[Tareas a realizar]
1) Responde estas preguntas con datos del hilo del foro:
(a) ¿Qué tipo de archivos se está comprobando, según el informe que copia bresus?
(b) ¿De qué color es el cartel que, según elosciloscopio, indica que ya se puede desconectar el equipo?
(c) ¿En qué pestaña de las propiedades del disco se encuentra "comprobar ahora", según arrivaellobo?
2) Continúa el hilo del foro sobre el mensaje que aparece al encender el PC a partir de donde termina.

[Extracto del documento]
☆ ☆ ☆ ☆
# Mi Pc al encender



## bresus (Ene 21, 2010)

hola 
soy primeriza y lo primero que 
quiero saber es por que
al iniciar mi pc 
me aparece este informe

Comprobando el tipo de archivos NTFS. Uno de los discos necesita ser comprobado para ver coherencias.
Se puede cancelar la comprobación de los discos, pero se recomienda continuar.


que puedo hacer ayuda por fa


----------



## OLIVER8520 (Ene 21, 2010)

porque no apagas  bien el computador, tienes que apagarlo desde el S.O te aparece ese mensaje porque pienso que lo desconectas de la red y el S.O hace chequeo sobre daños por apagarlo de tal forma  y si los hay los corrige.


----------



## elosciloscopio (Ene 21, 2010)

el windows no es como el MS-DOS, necesitas poner apagar equipo y esperar a que salga un carte naranja que te indique que puedes desconectarlo


----------



## arrivaellobo (Ene 21, 2010)

Como bien dicen los compañeros, puede ser porque no apagaste bien el pc. En caso de que el mensaje te salga siempre aún apagandolo bien, puede ser que el disco tenga errores en el sistema de archivos y por eso en cada inicio intenta corregirlos. Si normalmente cancelas el mensaje de error que te da al encender, prueba dejándolo correr hasta el final y comentas. Si aún dejándo hacer su trabajo sigue saliendo, una vez arrancado dirígete a Mi PC, click derecho en "Disco Local C:", propiedades, pestaña herramientas, comprobar ahora, y en la ventanita que sale marca las dos opciones que hay y pulsa iniciar. El ordenador te dirá que tienes que reiniciar, hazle caso. Cuando reinicie, empezará a hacer el chekeo que te sale siempre, pero esta vez hara un trabajo más minucioso. Déjalo terminar y fíjate si sale algún error, y después comentas.
Un saludo


----------



## bresus (Ene 21, 2010)
☆ ☆ ☆ ☆
[Información proporcionada]

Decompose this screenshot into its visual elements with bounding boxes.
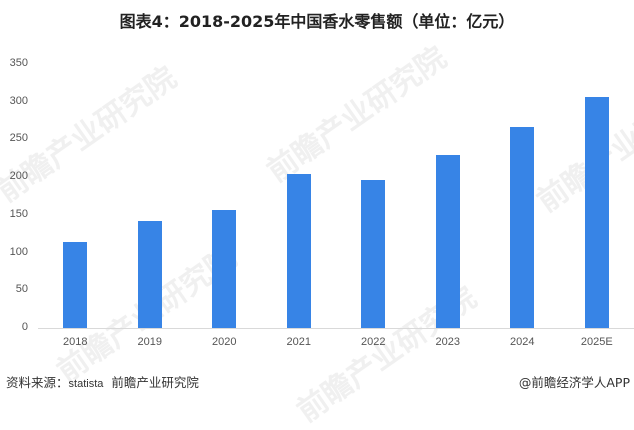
chart-title: 图表4：2018-2025年中国香水零售额（单位：亿元） xyxy=(119,12,515,31)
y-tick-label: 100 xyxy=(9,245,28,258)
bar-2018 xyxy=(63,242,88,328)
x-tick-label: 2022 xyxy=(361,336,386,348)
source-value: statista xyxy=(68,378,104,390)
bar-2022 xyxy=(361,180,386,328)
source-note: 资料来源：statista 前瞻产业研究院 xyxy=(6,372,199,391)
bar-2020 xyxy=(212,210,237,328)
x-tick-label: 2023 xyxy=(435,336,460,348)
bar-chart: 前瞻产业研究院前瞻产业研究院前瞻产业研究院前瞻产业研究院前瞻产业研究院 0501… xyxy=(0,40,634,429)
bar-2025E xyxy=(584,97,609,328)
x-tick-label: 2018 xyxy=(63,336,88,348)
y-tick-label: 300 xyxy=(9,94,28,107)
y-tick-label: 0 xyxy=(21,321,28,333)
source-label: 资料来源： xyxy=(6,375,69,390)
y-tick-label: 250 xyxy=(9,132,28,145)
y-tick-label: 200 xyxy=(9,170,28,183)
credit: @前瞻经济学人APP xyxy=(518,375,630,390)
bar-2024 xyxy=(510,127,535,328)
x-tick-label: 2024 xyxy=(510,336,535,348)
source-org: 前瞻产业研究院 xyxy=(111,375,199,390)
y-tick-label: 150 xyxy=(9,207,28,220)
x-axis-line xyxy=(38,328,634,329)
y-tick-label: 50 xyxy=(15,283,28,296)
x-tick-label: 2025E xyxy=(580,336,613,348)
x-tick-label: 2019 xyxy=(137,336,162,348)
bar-2021 xyxy=(286,174,311,328)
x-tick-label: 2021 xyxy=(286,336,311,348)
bar-2019 xyxy=(137,220,162,328)
x-tick-label: 2020 xyxy=(212,336,237,348)
watermark: 前瞻产业研究院 xyxy=(530,70,634,220)
bar-2023 xyxy=(435,155,460,328)
watermark: 前瞻产业研究院 xyxy=(260,40,454,190)
y-tick-label: 350 xyxy=(9,57,28,69)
☆ ☆ ☆ ☆
[Respuestas]
1)
(a) NTFS.
(b) Naranja.
(c) En la pestaña herramientas.

2)
sabes no comnete que el error me lo marca en disco E y este disco tengo muy pocos archivos


----------



## elbrujo (Ene 21, 2010)

El segundo disco esta con problemas, por eso te dice eso. Correle un scandisk y fijate si te lo sigue haciendo. Esta en Herramientas > accesorios buscalo por ahi depende cada windows


----------



## kal00 (Ene 21, 2010)

Algo útil para reparar sectores dañados de discos duros es la herramienta *chkdsk*. Si tienes el CD de instalacion de Windows XP, bootea la computadora con el CD y cuando te diga que deseas hacer, presiona R que es como modo de recuperacion. Ya que estés en MS-DOS, selecciona la particion donde deseas iniciar sesión (usualmente 1) y luego pones la contraseña de Adminsitrador y Enter. 

Ya que hayas hecho esto, te posicionas sobre el disco a reparar (En este caso ya que tu disco es E:, necesitas escribir _"E:"_ sin comillas y automaticamente te pasas a ese disco) y una vez en el disco, escribes _"chkdsk /R"_ sin comillas, y empezara el proceso.

Saludos!


----------



## elaficionado (Ene 21, 2010)

Hola.

Si es el disco E, usa el Scandisk en disco E, pones las opciones de reparación y mientras Windows hace su tarea en el disco E, tú puedes hacer otras cosas en tu computadora (no tienes estar viendo como se realiza el proceso del Scandisk).

Chao.
elaficionado.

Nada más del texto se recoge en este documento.